>> begin Extracted records

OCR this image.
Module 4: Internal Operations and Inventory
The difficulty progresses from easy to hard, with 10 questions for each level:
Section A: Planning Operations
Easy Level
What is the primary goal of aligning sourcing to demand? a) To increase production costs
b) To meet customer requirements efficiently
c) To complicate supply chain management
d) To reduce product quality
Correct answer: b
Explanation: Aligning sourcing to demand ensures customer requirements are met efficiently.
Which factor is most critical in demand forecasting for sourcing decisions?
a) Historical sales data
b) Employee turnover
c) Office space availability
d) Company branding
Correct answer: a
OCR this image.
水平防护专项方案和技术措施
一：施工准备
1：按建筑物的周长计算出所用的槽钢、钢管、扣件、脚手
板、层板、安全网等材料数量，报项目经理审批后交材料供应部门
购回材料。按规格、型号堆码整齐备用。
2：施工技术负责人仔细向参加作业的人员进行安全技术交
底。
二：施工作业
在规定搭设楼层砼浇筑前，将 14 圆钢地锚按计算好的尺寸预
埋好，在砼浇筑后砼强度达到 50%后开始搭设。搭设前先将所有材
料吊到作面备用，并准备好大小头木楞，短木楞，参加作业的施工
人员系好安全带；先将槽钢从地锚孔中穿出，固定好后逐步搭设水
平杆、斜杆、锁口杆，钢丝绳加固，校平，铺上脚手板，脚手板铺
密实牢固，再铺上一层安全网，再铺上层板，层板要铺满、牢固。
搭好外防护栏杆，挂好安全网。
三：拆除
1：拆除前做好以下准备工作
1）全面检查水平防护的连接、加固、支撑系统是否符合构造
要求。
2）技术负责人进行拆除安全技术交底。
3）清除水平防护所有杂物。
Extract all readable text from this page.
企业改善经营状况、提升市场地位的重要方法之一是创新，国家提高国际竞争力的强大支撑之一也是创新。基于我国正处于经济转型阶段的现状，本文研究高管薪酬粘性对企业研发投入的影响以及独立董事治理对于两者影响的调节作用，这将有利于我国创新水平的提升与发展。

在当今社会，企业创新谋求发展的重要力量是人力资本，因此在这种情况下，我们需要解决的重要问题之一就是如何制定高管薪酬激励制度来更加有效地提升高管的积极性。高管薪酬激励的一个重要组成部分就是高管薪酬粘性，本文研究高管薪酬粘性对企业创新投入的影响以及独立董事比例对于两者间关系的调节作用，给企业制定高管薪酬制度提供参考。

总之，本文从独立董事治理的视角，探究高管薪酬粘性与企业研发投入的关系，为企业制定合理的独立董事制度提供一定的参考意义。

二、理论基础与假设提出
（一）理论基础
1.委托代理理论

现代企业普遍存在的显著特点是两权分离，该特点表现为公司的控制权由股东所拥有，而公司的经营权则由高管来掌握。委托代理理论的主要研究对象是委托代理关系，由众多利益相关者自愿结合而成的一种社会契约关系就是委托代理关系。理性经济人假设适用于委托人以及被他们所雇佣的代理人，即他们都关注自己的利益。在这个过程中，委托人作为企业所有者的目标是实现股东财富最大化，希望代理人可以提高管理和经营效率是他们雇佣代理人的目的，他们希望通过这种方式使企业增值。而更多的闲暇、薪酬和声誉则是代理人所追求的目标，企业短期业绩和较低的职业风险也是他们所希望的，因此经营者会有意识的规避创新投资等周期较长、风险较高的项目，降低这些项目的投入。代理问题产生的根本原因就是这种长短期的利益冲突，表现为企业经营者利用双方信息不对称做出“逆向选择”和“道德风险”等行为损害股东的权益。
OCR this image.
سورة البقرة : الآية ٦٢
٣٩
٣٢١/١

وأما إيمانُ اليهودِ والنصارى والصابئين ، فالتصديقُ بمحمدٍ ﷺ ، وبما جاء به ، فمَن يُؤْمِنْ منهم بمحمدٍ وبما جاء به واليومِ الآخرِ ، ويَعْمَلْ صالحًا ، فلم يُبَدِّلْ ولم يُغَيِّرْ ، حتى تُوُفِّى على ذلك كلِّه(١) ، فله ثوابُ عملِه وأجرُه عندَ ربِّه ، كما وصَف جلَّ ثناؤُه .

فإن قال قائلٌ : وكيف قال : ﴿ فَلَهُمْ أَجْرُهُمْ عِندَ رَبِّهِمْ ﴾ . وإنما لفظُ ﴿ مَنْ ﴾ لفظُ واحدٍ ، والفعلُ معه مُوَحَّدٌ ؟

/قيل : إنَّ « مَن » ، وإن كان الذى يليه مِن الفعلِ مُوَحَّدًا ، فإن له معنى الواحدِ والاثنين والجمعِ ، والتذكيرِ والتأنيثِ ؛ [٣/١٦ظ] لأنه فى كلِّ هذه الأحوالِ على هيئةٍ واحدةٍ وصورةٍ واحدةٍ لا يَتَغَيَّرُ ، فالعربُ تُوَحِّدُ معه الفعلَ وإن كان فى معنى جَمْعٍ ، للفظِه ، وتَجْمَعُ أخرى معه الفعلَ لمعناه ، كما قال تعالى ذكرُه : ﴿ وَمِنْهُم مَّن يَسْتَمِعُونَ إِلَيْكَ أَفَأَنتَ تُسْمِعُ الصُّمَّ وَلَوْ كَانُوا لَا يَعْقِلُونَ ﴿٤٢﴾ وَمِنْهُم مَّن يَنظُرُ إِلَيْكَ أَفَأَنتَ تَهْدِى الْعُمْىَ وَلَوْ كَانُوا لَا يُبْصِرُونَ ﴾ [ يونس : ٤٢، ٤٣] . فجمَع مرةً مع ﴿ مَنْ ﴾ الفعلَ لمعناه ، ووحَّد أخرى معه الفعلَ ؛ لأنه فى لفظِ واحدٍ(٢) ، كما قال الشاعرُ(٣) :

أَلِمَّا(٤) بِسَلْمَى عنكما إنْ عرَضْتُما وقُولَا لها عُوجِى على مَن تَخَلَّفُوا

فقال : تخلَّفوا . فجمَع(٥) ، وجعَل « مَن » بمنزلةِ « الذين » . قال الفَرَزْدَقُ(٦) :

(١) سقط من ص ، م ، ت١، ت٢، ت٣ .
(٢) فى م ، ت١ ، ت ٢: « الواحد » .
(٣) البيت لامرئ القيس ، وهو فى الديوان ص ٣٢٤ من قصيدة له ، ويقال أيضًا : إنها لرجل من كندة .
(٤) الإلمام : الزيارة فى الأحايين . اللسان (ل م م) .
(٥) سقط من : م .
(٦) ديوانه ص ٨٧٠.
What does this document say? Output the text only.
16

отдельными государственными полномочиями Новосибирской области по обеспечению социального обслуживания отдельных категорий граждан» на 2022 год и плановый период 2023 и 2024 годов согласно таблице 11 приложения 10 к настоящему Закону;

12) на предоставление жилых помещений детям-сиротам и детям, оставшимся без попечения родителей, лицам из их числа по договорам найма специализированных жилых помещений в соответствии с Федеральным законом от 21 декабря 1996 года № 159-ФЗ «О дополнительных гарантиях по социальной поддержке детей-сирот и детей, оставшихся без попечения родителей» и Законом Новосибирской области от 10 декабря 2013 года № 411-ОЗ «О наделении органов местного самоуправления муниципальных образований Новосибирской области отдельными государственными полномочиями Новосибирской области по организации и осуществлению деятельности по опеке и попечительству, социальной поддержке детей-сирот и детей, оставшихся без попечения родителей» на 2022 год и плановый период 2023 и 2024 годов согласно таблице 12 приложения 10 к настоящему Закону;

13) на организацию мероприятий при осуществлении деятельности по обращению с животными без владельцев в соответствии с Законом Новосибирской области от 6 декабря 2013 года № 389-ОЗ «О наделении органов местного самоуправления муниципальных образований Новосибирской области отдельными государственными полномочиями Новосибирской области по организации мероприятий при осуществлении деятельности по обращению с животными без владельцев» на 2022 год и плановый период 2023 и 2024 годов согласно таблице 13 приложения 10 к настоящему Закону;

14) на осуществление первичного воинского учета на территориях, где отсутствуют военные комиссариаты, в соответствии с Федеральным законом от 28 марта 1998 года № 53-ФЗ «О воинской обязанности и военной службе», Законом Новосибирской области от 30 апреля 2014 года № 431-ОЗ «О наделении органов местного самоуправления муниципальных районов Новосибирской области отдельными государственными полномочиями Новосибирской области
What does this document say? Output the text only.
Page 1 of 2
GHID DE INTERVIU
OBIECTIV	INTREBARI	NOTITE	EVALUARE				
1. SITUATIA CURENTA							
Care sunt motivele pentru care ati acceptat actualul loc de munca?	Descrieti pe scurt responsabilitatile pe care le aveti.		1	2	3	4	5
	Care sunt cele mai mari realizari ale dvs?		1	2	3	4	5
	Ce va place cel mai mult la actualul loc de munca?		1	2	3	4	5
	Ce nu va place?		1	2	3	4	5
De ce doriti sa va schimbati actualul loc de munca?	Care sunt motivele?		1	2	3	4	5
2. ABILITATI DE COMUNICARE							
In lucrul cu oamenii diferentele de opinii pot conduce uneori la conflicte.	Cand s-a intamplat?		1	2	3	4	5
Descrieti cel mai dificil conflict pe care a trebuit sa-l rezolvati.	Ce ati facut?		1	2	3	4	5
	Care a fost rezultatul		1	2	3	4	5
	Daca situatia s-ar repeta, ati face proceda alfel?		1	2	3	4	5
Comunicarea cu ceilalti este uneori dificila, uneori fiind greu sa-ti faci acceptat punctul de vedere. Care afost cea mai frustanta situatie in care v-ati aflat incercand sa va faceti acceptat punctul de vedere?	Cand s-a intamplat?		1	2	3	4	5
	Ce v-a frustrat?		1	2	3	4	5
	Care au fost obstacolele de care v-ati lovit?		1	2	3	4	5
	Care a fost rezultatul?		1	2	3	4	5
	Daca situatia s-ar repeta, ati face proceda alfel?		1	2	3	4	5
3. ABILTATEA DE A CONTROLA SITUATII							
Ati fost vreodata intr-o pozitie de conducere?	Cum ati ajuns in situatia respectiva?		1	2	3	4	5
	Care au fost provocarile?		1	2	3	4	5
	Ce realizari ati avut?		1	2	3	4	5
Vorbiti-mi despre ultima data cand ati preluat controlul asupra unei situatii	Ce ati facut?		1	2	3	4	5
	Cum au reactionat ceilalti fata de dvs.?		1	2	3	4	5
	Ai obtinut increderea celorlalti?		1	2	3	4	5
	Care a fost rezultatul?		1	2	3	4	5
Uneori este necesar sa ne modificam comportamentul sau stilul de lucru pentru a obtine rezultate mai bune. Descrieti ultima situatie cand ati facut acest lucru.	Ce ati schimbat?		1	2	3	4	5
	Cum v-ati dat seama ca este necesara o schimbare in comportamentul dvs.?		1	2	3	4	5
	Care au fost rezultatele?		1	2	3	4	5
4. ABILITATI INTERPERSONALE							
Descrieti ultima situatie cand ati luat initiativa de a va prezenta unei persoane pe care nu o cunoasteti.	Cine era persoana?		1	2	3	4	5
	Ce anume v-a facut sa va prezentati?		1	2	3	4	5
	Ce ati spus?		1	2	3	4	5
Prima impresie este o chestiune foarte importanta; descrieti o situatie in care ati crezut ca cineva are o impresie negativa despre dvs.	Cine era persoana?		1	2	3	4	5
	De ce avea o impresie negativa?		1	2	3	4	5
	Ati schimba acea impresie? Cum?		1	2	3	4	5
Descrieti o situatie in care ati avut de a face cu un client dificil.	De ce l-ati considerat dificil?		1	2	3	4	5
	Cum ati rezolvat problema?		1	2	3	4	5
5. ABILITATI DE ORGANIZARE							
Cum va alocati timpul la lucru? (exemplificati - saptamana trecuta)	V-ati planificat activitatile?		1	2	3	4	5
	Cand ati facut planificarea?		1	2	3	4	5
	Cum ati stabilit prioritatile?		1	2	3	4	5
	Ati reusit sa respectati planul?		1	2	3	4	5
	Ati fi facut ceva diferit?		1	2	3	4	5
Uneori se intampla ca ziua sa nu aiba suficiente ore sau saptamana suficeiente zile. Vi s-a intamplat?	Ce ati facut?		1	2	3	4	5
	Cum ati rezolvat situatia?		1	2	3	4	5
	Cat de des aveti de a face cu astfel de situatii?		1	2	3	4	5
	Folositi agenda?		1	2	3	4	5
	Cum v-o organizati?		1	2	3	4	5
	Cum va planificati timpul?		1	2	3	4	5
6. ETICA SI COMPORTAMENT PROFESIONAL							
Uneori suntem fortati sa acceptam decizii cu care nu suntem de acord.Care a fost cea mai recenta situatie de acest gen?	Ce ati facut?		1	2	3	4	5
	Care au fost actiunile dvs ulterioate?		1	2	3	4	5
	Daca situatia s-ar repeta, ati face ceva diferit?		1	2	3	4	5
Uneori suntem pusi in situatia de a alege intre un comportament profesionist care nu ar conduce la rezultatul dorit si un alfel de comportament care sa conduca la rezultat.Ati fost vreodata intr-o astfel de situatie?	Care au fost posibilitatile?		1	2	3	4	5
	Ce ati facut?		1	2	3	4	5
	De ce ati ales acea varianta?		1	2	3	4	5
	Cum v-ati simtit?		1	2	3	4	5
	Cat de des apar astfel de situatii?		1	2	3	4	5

>> end Extracted records

> Exercise goal:
Pull out every line containing "from".

> Response to this task:
The difficulty progresses from easy to hard, with 10 questions for each level:
Extract all readable text from this page.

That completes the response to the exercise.